*DATA FOR THE TASK*
__________
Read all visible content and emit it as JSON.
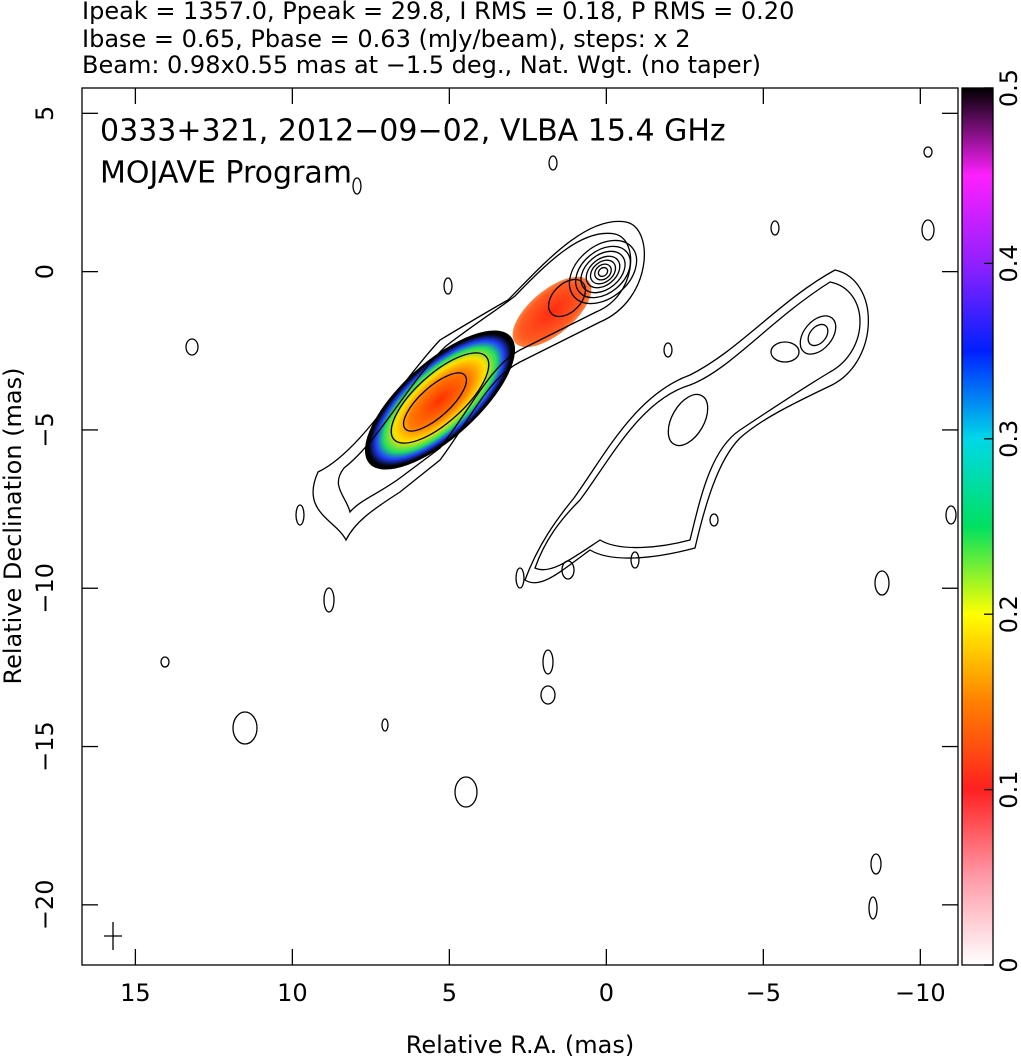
{
  "chart_data": {
    "type": "image",
    "header": [
      "Ipeak = 1357.0, Ppeak = 29.8, I RMS = 0.18, P RMS = 0.20",
      "Ibase = 0.65, Pbase = 0.63 (mJy/beam), steps: x 2",
      "Beam: 0.98x0.55 mas at −1.5 deg., Nat. Wgt. (no taper)"
    ],
    "annotations": [
      "0333+321, 2012−09−02, VLBA 15.4 GHz",
      "MOJAVE Program"
    ],
    "xlabel": "Relative R.A. (mas)",
    "ylabel": "Relative Declination (mas)",
    "xlim": [
      16.7,
      -11.2
    ],
    "ylim": [
      -21.9,
      5.8
    ],
    "xticks": [
      15,
      10,
      5,
      0,
      {
        "value": -5,
        "label": "−5"
      },
      {
        "value": -10,
        "label": "−10"
      }
    ],
    "yticks": [
      5,
      0,
      {
        "value": -5,
        "label": "−5"
      },
      {
        "value": -10,
        "label": "−10"
      },
      {
        "value": -15,
        "label": "−15"
      },
      {
        "value": -20,
        "label": "−20"
      }
    ],
    "colorbar": {
      "lim": [
        0,
        0.5
      ],
      "ticks": [
        0,
        0.1,
        0.2,
        0.3,
        0.4,
        0.5
      ],
      "colors": [
        "#ffffff",
        "#ff9aa8",
        "#ff2020",
        "#ff8000",
        "#ffff00",
        "#00e060",
        "#00d8e8",
        "#0020ff",
        "#9020ff",
        "#ff20ff",
        "#000000"
      ]
    }
  }
}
__________
Every line that holds the string "Relative" should be returned.

    "xlabel": "Relative R.A. (mas)",
    "ylabel": "Relative Declination (mas)",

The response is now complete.